◆ **Problem requirements**:
Repeat the data word for word. Do not include the pictures.

(Dataset excerpt)
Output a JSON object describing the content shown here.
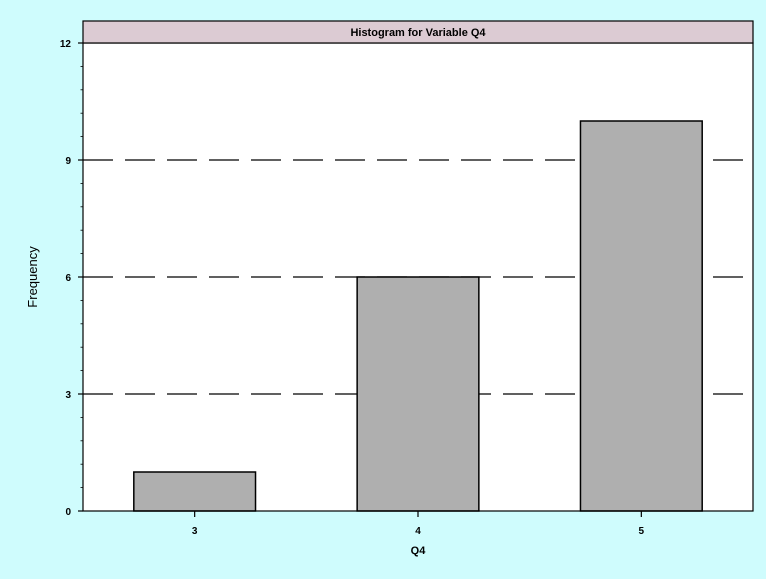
{
  "background_color": "#cffcfd",
  "chart_data": {
    "type": "bar",
    "title": "Histogram for Variable Q4",
    "xlabel": "Q4",
    "ylabel": "Frequency",
    "categories": [
      "3",
      "4",
      "5"
    ],
    "values": [
      1,
      6,
      10
    ],
    "ylim": [
      0,
      12
    ],
    "yticks": [
      "0",
      "3",
      "6",
      "9",
      "12"
    ],
    "grid": "dashed horizontal at 3, 6, 9",
    "bar_color": "#afafaf",
    "title_bar_color": "#dccbd3",
    "plot_background": "#ffffff"
  }
}
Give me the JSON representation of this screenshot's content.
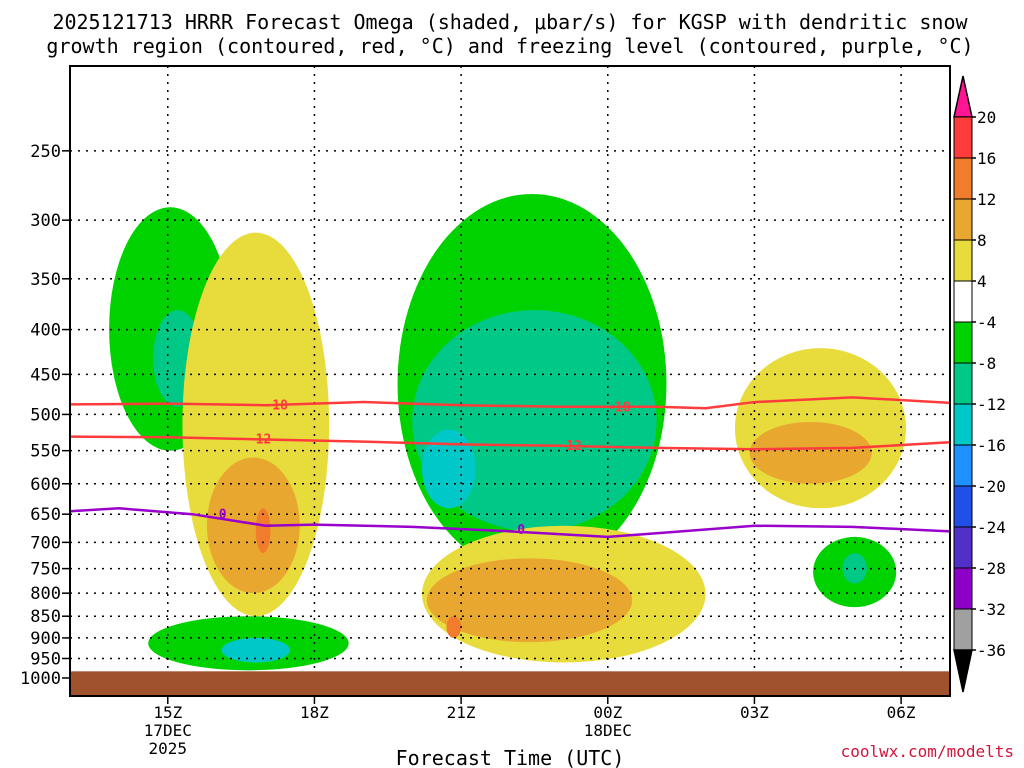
{
  "chart_data": {
    "type": "heatmap",
    "title_lines": [
      "2025121713 HRRR Forecast Omega (shaded, μbar/s) for KGSP with dendritic snow",
      "growth region (contoured, red, °C) and freezing level (contoured, purple, °C)"
    ],
    "xlabel": "Forecast Time (UTC)",
    "credit": "coolwx.com/modelts",
    "y_axis": {
      "label_ticks": [
        "250",
        "300",
        "350",
        "400",
        "450",
        "500",
        "550",
        "600",
        "650",
        "700",
        "750",
        "800",
        "850",
        "900",
        "950",
        "1000"
      ],
      "range_hpa": [
        200,
        1000
      ],
      "scale": "log-pressure"
    },
    "x_axis": {
      "range_hours": [
        13.0,
        31.0
      ],
      "ticks": [
        {
          "label": "15Z",
          "label2": "17DEC",
          "label3": "2025"
        },
        {
          "label": "18Z",
          "label2": "",
          "label3": ""
        },
        {
          "label": "21Z",
          "label2": "",
          "label3": ""
        },
        {
          "label": "00Z",
          "label2": "18DEC",
          "label3": ""
        },
        {
          "label": "03Z",
          "label2": "",
          "label3": ""
        },
        {
          "label": "06Z",
          "label2": "",
          "label3": ""
        }
      ],
      "tick_hours": [
        15,
        18,
        21,
        24,
        27,
        30
      ]
    },
    "colorbar": {
      "levels": [
        "20",
        "16",
        "12",
        "8",
        "4",
        "-4",
        "-8",
        "-12",
        "-16",
        "-20",
        "-24",
        "-28",
        "-32",
        "-36"
      ],
      "level_values": [
        20,
        16,
        12,
        8,
        4,
        -4,
        -8,
        -12,
        -16,
        -20,
        -24,
        -28,
        -32,
        -36
      ],
      "colors": [
        "#ff3c3c",
        "#f07c2c",
        "#e8a830",
        "#e8dc3c",
        "#ffffff",
        "#00d200",
        "#00c886",
        "#00c8c8",
        "#1e90ff",
        "#2050e8",
        "#5030c8",
        "#8c00c8",
        "#a0a0a0"
      ],
      "over_color": "#ff1493",
      "under_color": "#000000"
    },
    "omega_regions": [
      {
        "id": "ascent-left-upper",
        "color": "#00d200",
        "band": "-8 to -4",
        "hours": [
          13.8,
          16.3
        ],
        "pressure_hpa": [
          290,
          550
        ]
      },
      {
        "id": "ascent-left-core",
        "color": "#00c886",
        "band": "-12 to -8",
        "hours": [
          14.7,
          15.7
        ],
        "pressure_hpa": [
          380,
          490
        ]
      },
      {
        "id": "sink-column",
        "color": "#e8dc3c",
        "band": "4 to 8",
        "hours": [
          15.3,
          18.3
        ],
        "pressure_hpa": [
          310,
          850
        ]
      },
      {
        "id": "sink-column-core",
        "color": "#e8a830",
        "band": "8 to 12",
        "hours": [
          15.8,
          17.7
        ],
        "pressure_hpa": [
          560,
          800
        ]
      },
      {
        "id": "sink-column-max",
        "color": "#f07c2c",
        "band": "12 to 16",
        "hours": [
          16.8,
          17.1
        ],
        "pressure_hpa": [
          640,
          720
        ]
      },
      {
        "id": "ascent-central",
        "color": "#00d200",
        "band": "-8 to -4",
        "hours": [
          19.7,
          25.2
        ],
        "pressure_hpa": [
          280,
          760
        ]
      },
      {
        "id": "ascent-central-core",
        "color": "#00c886",
        "band": "-12 to -8",
        "hours": [
          20.0,
          25.0
        ],
        "pressure_hpa": [
          380,
          680
        ]
      },
      {
        "id": "ascent-central-max",
        "color": "#00c8c8",
        "band": "-16 to -12",
        "hours": [
          20.2,
          21.3
        ],
        "pressure_hpa": [
          520,
          640
        ]
      },
      {
        "id": "sink-lower",
        "color": "#e8dc3c",
        "band": "4 to 8",
        "hours": [
          20.2,
          26.0
        ],
        "pressure_hpa": [
          670,
          960
        ]
      },
      {
        "id": "sink-lower-core",
        "color": "#e8a830",
        "band": "8 to 12",
        "hours": [
          20.3,
          24.5
        ],
        "pressure_hpa": [
          730,
          910
        ]
      },
      {
        "id": "sink-lower-max",
        "color": "#f07c2c",
        "band": "12 to 16",
        "hours": [
          20.7,
          21.0
        ],
        "pressure_hpa": [
          850,
          900
        ]
      },
      {
        "id": "ascent-near-surface",
        "color": "#00d200",
        "band": "-8 to -4",
        "hours": [
          14.6,
          18.7
        ],
        "pressure_hpa": [
          850,
          980
        ]
      },
      {
        "id": "ascent-near-surface-core",
        "color": "#00c8c8",
        "band": "-16 to -12",
        "hours": [
          16.1,
          17.5
        ],
        "pressure_hpa": [
          900,
          960
        ]
      },
      {
        "id": "sink-right",
        "color": "#e8dc3c",
        "band": "4 to 8",
        "hours": [
          26.6,
          30.1
        ],
        "pressure_hpa": [
          420,
          640
        ]
      },
      {
        "id": "sink-right-core",
        "color": "#e8a830",
        "band": "8 to 12",
        "hours": [
          26.9,
          29.4
        ],
        "pressure_hpa": [
          510,
          600
        ]
      },
      {
        "id": "ascent-right-lower",
        "color": "#00d200",
        "band": "-8 to -4",
        "hours": [
          28.2,
          29.9
        ],
        "pressure_hpa": [
          690,
          830
        ]
      },
      {
        "id": "ascent-right-lower-core",
        "color": "#00c886",
        "band": "-12 to -8",
        "hours": [
          28.8,
          29.3
        ],
        "pressure_hpa": [
          720,
          780
        ]
      }
    ],
    "contours": [
      {
        "name": "dendritic-growth-top",
        "label": "-18",
        "color": "#ff3c3c",
        "units": "°C",
        "hours": [
          13.0,
          15.0,
          17.0,
          19.0,
          21.0,
          23.0,
          25.0,
          26.0,
          27.0,
          29.0,
          31.0
        ],
        "pressure_hpa": [
          487,
          486,
          488,
          484,
          488,
          490,
          490,
          492,
          484,
          478,
          485
        ]
      },
      {
        "name": "dendritic-growth-bottom",
        "label": "-12",
        "color": "#ff3c3c",
        "units": "°C",
        "hours": [
          13.0,
          15.0,
          17.0,
          19.0,
          21.0,
          23.0,
          25.0,
          27.0,
          29.0,
          31.0
        ],
        "pressure_hpa": [
          530,
          531,
          534,
          537,
          541,
          543,
          546,
          548,
          546,
          538
        ]
      },
      {
        "name": "freezing-level",
        "label": "0",
        "color": "#9900cc",
        "units": "°C",
        "hours": [
          13.0,
          14.0,
          15.5,
          17.0,
          18.0,
          20.0,
          22.0,
          24.0,
          25.5,
          27.0,
          29.0,
          31.0
        ],
        "pressure_hpa": [
          645,
          640,
          650,
          670,
          668,
          672,
          680,
          690,
          680,
          670,
          672,
          680
        ]
      }
    ],
    "terrain": {
      "color": "#a0522d",
      "top_pressure_hpa": 980
    }
  }
}
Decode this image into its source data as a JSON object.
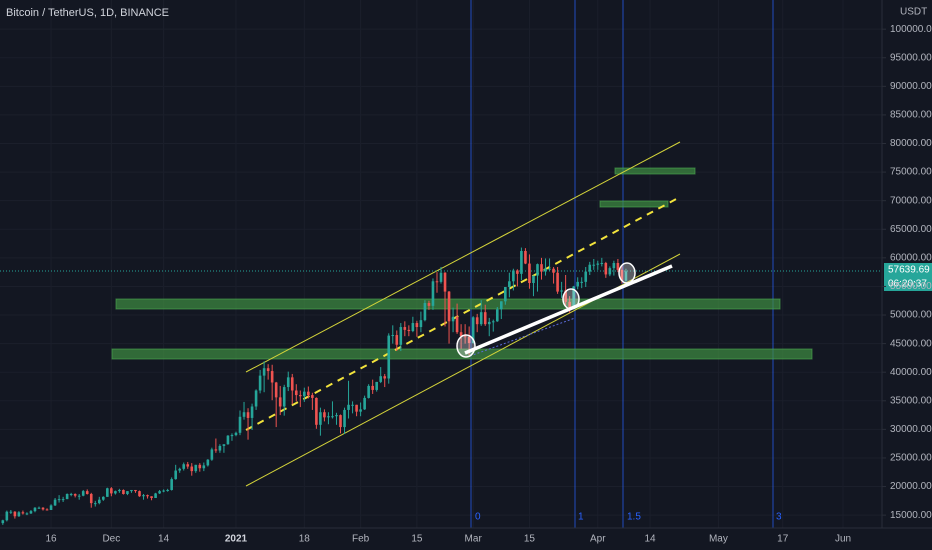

◆ **Solution**:
Output a JSON object describing the content shown here.
{
  "background_color": "#cffcfd",
  "chart_data": {
    "type": "bar",
    "title": "Histogram for Variable Q4",
    "xlabel": "Q4",
    "ylabel": "Frequency",
    "categories": [
      "3",
      "4",
      "5"
    ],
    "values": [
      1,
      6,
      10
    ],
    "ylim": [
      0,
      12
    ],
    "yticks": [
      "0",
      "3",
      "6",
      "9",
      "12"
    ],
    "grid": "dashed horizontal at 3, 6, 9",
    "bar_color": "#afafaf",
    "title_bar_color": "#dccbd3",
    "plot_background": "#ffffff"
  }
}
Give me the JSON representation of this screenshot's content.
{
  "chart_data": {
    "type": "heatmap",
    "title_lines": [
      "2025121713 HRRR Forecast Omega (shaded, μbar/s) for KGSP with dendritic snow",
      "growth region (contoured, red, °C) and freezing level (contoured, purple, °C)"
    ],
    "xlabel": "Forecast Time (UTC)",
    "credit": "coolwx.com/modelts",
    "y_axis": {
      "label_ticks": [
        "250",
        "300",
        "350",
        "400",
        "450",
        "500",
        "550",
        "600",
        "650",
        "700",
        "750",
        "800",
        "850",
        "900",
        "950",
        "1000"
      ],
      "range_hpa": [
        200,
        1000
      ],
      "scale": "log-pressure"
    },
    "x_axis": {
      "range_hours": [
        13.0,
        31.0
      ],
      "ticks": [
        {
          "label": "15Z",
          "label2": "17DEC",
          "label3": "2025"
        },
        {
          "label": "18Z",
          "label2": "",
          "label3": ""
        },
        {
          "label": "21Z",
          "label2": "",
          "label3": ""
        },
        {
          "label": "00Z",
          "label2": "18DEC",
          "label3": ""
        },
        {
          "label": "03Z",
          "label2": "",
          "label3": ""
        },
        {
          "label": "06Z",
          "label2": "",
          "label3": ""
        }
      ],
      "tick_hours": [
        15,
        18,
        21,
        24,
        27,
        30
      ]
    },
    "colorbar": {
      "levels": [
        "20",
        "16",
        "12",
        "8",
        "4",
        "-4",
        "-8",
        "-12",
        "-16",
        "-20",
        "-24",
        "-28",
        "-32",
        "-36"
      ],
      "level_values": [
        20,
        16,
        12,
        8,
        4,
        -4,
        -8,
        -12,
        -16,
        -20,
        -24,
        -28,
        -32,
        -36
      ],
      "colors": [
        "#ff3c3c",
        "#f07c2c",
        "#e8a830",
        "#e8dc3c",
        "#ffffff",
        "#00d200",
        "#00c886",
        "#00c8c8",
        "#1e90ff",
        "#2050e8",
        "#5030c8",
        "#8c00c8",
        "#a0a0a0"
      ],
      "over_color": "#ff1493",
      "under_color": "#000000"
    },
    "omega_regions": [
      {
        "id": "ascent-left-upper",
        "color": "#00d200",
        "band": "-8 to -4",
        "hours": [
          13.8,
          16.3
        ],
        "pressure_hpa": [
          290,
          550
        ]
      },
      {
        "id": "ascent-left-core",
        "color": "#00c886",
        "band": "-12 to -8",
        "hours": [
          14.7,
          15.7
        ],
        "pressure_hpa": [
          380,
          490
        ]
      },
      {
        "id": "sink-column",
        "color": "#e8dc3c",
        "band": "4 to 8",
        "hours": [
          15.3,
          18.3
        ],
        "pressure_hpa": [
          310,
          850
        ]
      },
      {
        "id": "sink-column-core",
        "color": "#e8a830",
        "band": "8 to 12",
        "hours": [
          15.8,
          17.7
        ],
        "pressure_hpa": [
          560,
          800
        ]
      },
      {
        "id": "sink-column-max",
        "color": "#f07c2c",
        "band": "12 to 16",
        "hours": [
          16.8,
          17.1
        ],
        "pressure_hpa": [
          640,
          720
        ]
      },
      {
        "id": "ascent-central",
        "color": "#00d200",
        "band": "-8 to -4",
        "hours": [
          19.7,
          25.2
        ],
        "pressure_hpa": [
          280,
          760
        ]
      },
      {
        "id": "ascent-central-core",
        "color": "#00c886",
        "band": "-12 to -8",
        "hours": [
          20.0,
          25.0
        ],
        "pressure_hpa": [
          380,
          680
        ]
      },
      {
        "id": "ascent-central-max",
        "color": "#00c8c8",
        "band": "-16 to -12",
        "hours": [
          20.2,
          21.3
        ],
        "pressure_hpa": [
          520,
          640
        ]
      },
      {
        "id": "sink-lower",
        "color": "#e8dc3c",
        "band": "4 to 8",
        "hours": [
          20.2,
          26.0
        ],
        "pressure_hpa": [
          670,
          960
        ]
      },
      {
        "id": "sink-lower-core",
        "color": "#e8a830",
        "band": "8 to 12",
        "hours": [
          20.3,
          24.5
        ],
        "pressure_hpa": [
          730,
          910
        ]
      },
      {
        "id": "sink-lower-max",
        "color": "#f07c2c",
        "band": "12 to 16",
        "hours": [
          20.7,
          21.0
        ],
        "pressure_hpa": [
          850,
          900
        ]
      },
      {
        "id": "ascent-near-surface",
        "color": "#00d200",
        "band": "-8 to -4",
        "hours": [
          14.6,
          18.7
        ],
        "pressure_hpa": [
          850,
          980
        ]
      },
      {
        "id": "ascent-near-surface-core",
        "color": "#00c8c8",
        "band": "-16 to -12",
        "hours": [
          16.1,
          17.5
        ],
        "pressure_hpa": [
          900,
          960
        ]
      },
      {
        "id": "sink-right",
        "color": "#e8dc3c",
        "band": "4 to 8",
        "hours": [
          26.6,
          30.1
        ],
        "pressure_hpa": [
          420,
          640
        ]
      },
      {
        "id": "sink-right-core",
        "color": "#e8a830",
        "band": "8 to 12",
        "hours": [
          26.9,
          29.4
        ],
        "pressure_hpa": [
          510,
          600
        ]
      },
      {
        "id": "ascent-right-lower",
        "color": "#00d200",
        "band": "-8 to -4",
        "hours": [
          28.2,
          29.9
        ],
        "pressure_hpa": [
          690,
          830
        ]
      },
      {
        "id": "ascent-right-lower-core",
        "color": "#00c886",
        "band": "-12 to -8",
        "hours": [
          28.8,
          29.3
        ],
        "pressure_hpa": [
          720,
          780
        ]
      }
    ],
    "contours": [
      {
        "name": "dendritic-growth-top",
        "label": "-18",
        "color": "#ff3c3c",
        "units": "°C",
        "hours": [
          13.0,
          15.0,
          17.0,
          19.0,
          21.0,
          23.0,
          25.0,
          26.0,
          27.0,
          29.0,
          31.0
        ],
        "pressure_hpa": [
          487,
          486,
          488,
          484,
          488,
          490,
          490,
          492,
          484,
          478,
          485
        ]
      },
      {
        "name": "dendritic-growth-bottom",
        "label": "-12",
        "color": "#ff3c3c",
        "units": "°C",
        "hours": [
          13.0,
          15.0,
          17.0,
          19.0,
          21.0,
          23.0,
          25.0,
          27.0,
          29.0,
          31.0
        ],
        "pressure_hpa": [
          530,
          531,
          534,
          537,
          541,
          543,
          546,
          548,
          546,
          538
        ]
      },
      {
        "name": "freezing-level",
        "label": "0",
        "color": "#9900cc",
        "units": "°C",
        "hours": [
          13.0,
          14.0,
          15.5,
          17.0,
          18.0,
          20.0,
          22.0,
          24.0,
          25.5,
          27.0,
          29.0,
          31.0
        ],
        "pressure_hpa": [
          645,
          640,
          650,
          670,
          668,
          672,
          680,
          690,
          680,
          670,
          672,
          680
        ]
      }
    ],
    "terrain": {
      "color": "#a0522d",
      "top_pressure_hpa": 980
    }
  }
}
Decode this image into its source data as a JSON object.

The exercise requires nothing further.